[[ DOCUMENT SECTION, beginning ]]

Transcriptional Regulation of Metabolic Genes by the Basic Leucine Zipper Transcription Factor Hac1ip and Nutrient Stimuli

Abstract

Saccharomyces cerevisiae cells respond to nutrients in their environment by altering their metabolic and transcriptional state in order to optimise the use of available nutrients and decide which of the several developmental pathways to pursue. In the yeast S. cerevisiae, meiosis and pseudohyphal
growth are two major differentiation outcomes in response to nitrogen starvation. A central component of unfolded protein response pathway, the bZIP transcription factor Hac1ip, negatively regulates meiosis and pseudohyphal growth. The present study investigates this negative regulatory mechanism at early meiotic genes by Hac1ip in nitrogen-rich conditions. Regulation of transcription by Ume6p transcriptional regulator, Rpd3p-Sin3p histone deacetylase complex and Isw2p-Itc1p chromatin remodelling complex at URS1 was also investigated here. We also tested for induction of pseudohyphal growth in diploids from SK1 genetic background in response to nitrogen starvation conditions known to induce meiosis. I constructed destabilised β-galactosidase reporters expressed from URS1-
CYC1-Ub-X-lacZ reporters to analyze transcriptional activity at URS1 site of early meiotic genes in nutrient rich conditions. The data presented here successfully demonstrates Hac1ip-mediated repression at URS1 sites in
nitrogen-rich conditions. URS1-CYC1-Ub-X-lacZ reporters were expressed in mitotic repression machinery mutants (ume6Δ, rpd3Δ, sin3Δ, isw2Δ and itc1Δ) under nitrogen rich conditions. The data presented here from these experiments not only corroborates their known role in repression at URS1 but also suggested regulation at additional sites in the minimal CYC1 promoter. Deletion of Sin3p suggested independent repression function separable from Rpd3p. Isw2p also acts independently of Itc1p at sites other than URS1. We also show that pseudohyphal growth was stimulated by non-fermentable carbon sources in sporulation efficient SK1 genetic background. The data also indicates that stimulation of pseudohyphal growth by non-fermentable carbon sources does not require respiration function or functional mitochondrial RTG pathway.

[[ DOCUMENT SECTION, end ]]

**EXERCISE DESCRIPTION:** In the abstract above, which transcription factor negatively regulates meiosis and pseudohyphal growth?

[[ INFORMATION SHOWN, beginning ]]

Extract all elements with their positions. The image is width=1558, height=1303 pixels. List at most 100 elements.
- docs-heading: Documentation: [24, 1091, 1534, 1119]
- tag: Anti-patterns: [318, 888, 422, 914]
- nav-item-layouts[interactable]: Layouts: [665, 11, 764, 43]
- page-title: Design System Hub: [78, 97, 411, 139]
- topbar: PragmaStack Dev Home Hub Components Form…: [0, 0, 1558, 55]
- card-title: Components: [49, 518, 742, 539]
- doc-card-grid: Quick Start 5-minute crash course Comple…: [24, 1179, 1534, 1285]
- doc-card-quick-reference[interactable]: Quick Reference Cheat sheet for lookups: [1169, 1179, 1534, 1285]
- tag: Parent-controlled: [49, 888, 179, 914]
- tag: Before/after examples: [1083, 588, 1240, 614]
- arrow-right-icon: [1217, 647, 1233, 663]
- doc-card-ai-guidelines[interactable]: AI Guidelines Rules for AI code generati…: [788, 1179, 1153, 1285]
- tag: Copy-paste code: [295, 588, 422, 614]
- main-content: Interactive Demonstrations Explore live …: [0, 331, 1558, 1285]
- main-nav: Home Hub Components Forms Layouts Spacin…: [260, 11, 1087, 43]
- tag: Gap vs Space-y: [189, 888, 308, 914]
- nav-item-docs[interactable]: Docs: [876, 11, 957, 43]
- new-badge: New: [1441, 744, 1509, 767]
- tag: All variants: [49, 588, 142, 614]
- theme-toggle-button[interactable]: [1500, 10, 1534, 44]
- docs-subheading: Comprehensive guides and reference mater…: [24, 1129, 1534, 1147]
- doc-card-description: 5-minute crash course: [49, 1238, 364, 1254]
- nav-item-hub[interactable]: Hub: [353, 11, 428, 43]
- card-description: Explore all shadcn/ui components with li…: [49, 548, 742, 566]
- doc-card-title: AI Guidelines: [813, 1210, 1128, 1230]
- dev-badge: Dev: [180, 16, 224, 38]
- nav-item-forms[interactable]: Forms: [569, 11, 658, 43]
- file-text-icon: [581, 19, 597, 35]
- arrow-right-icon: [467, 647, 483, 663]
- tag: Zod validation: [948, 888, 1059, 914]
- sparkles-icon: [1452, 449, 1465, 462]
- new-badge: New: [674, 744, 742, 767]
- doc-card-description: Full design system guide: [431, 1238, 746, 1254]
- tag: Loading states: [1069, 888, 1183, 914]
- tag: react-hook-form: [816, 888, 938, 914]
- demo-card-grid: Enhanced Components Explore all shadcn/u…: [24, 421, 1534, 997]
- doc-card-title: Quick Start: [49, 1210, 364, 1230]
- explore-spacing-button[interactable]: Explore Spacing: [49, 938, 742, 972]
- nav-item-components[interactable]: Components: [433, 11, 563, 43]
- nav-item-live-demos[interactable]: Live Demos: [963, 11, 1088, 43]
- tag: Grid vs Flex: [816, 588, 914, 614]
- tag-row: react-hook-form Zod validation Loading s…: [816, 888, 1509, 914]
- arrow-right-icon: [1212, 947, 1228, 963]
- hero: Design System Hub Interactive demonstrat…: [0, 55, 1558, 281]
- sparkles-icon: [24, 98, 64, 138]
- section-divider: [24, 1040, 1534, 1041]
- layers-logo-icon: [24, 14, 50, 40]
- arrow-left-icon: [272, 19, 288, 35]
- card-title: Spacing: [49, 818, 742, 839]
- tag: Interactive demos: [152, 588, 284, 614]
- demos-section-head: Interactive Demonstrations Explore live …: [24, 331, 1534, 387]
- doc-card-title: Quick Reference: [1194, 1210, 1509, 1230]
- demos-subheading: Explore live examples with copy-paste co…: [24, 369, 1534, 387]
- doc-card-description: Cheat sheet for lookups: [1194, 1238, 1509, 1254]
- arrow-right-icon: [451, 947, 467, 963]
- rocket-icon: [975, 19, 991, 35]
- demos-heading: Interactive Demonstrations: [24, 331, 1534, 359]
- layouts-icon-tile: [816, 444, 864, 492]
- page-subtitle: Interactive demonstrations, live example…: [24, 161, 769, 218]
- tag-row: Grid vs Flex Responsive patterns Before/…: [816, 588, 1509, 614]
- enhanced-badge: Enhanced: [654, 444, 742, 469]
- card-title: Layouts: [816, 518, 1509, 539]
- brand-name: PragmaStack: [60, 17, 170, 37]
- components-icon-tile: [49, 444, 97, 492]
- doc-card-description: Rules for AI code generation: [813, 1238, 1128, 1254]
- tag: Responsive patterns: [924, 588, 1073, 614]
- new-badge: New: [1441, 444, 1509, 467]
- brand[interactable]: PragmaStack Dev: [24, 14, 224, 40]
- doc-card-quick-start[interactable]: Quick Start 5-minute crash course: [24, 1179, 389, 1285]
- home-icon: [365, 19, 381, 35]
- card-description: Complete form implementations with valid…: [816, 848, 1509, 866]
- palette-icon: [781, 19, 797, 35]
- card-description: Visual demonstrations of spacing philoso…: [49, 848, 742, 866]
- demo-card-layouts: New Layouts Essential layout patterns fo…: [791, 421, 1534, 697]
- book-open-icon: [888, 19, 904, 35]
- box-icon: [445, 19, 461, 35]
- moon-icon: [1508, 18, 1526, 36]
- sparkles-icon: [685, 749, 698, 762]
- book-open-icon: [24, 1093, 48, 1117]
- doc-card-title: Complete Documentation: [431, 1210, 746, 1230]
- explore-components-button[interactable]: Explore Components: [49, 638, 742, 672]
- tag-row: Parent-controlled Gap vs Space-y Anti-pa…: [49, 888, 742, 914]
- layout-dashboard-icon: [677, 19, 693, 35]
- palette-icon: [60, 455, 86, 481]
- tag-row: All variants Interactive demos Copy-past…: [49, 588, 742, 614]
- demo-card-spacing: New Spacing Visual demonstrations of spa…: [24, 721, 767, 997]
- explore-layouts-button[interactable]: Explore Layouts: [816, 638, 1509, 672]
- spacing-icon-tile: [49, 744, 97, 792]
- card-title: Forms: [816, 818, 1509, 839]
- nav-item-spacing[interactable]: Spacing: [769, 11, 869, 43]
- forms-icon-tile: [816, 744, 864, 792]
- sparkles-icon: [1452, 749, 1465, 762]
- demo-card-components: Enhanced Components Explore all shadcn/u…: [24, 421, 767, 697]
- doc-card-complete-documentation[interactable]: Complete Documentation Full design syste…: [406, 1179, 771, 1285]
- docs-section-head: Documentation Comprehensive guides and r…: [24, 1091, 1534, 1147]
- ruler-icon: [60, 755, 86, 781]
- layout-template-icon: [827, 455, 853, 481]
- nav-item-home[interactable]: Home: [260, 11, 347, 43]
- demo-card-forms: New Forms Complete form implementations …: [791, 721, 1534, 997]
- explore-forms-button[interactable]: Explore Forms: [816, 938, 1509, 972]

[[ INFORMATION SHOWN, end ]]

**COMPLETED TASK:** The bZIP transcription factor Hac1ip.